GOAL —
Wherever "платежном" appears in a line, list that line.

— start of PROVIDED INFORMATION —

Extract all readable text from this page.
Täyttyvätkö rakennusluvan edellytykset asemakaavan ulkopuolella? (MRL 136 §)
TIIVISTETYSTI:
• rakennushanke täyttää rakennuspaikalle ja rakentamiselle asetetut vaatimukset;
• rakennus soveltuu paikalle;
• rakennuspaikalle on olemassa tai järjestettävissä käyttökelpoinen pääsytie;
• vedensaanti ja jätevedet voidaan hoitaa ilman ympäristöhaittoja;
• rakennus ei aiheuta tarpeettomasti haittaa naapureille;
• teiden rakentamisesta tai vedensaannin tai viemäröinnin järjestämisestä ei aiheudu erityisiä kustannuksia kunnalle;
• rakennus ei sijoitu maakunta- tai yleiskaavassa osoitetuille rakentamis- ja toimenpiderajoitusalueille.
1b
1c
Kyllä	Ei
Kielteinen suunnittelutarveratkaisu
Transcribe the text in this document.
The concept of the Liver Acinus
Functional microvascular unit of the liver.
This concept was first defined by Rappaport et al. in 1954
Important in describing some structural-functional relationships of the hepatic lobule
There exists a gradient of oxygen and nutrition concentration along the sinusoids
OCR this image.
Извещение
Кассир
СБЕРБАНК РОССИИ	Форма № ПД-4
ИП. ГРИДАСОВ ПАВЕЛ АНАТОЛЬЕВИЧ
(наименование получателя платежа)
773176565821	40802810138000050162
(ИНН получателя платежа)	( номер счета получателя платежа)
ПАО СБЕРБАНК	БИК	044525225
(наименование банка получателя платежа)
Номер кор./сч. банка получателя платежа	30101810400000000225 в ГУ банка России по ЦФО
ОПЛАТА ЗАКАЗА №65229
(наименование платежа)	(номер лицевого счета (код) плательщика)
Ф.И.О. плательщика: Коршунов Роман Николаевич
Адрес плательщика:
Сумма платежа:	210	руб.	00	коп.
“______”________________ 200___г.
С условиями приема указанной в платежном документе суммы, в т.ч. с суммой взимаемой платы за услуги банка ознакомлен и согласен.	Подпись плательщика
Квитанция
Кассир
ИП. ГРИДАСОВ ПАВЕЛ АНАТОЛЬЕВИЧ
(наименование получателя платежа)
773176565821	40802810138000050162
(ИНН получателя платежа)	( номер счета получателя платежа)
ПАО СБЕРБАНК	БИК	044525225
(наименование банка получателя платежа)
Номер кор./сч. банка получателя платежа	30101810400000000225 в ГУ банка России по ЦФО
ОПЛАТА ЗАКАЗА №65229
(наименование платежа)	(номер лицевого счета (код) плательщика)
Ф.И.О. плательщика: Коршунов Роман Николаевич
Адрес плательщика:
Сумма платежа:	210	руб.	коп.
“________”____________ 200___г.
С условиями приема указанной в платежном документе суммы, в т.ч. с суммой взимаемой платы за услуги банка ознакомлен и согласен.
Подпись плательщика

— end of PROVIDED INFORMATION —

SOLUTION FOR THIS EXERCISE —
С условиями приема указанной в платежном документе суммы, в т.ч. с суммой взимаемой платы за услуги банка ознакомлен и согласен.	Подпись плательщика
С условиями приема указанной в платежном документе суммы, в т.ч. с суммой взимаемой платы за услуги банка ознакомлен и согласен.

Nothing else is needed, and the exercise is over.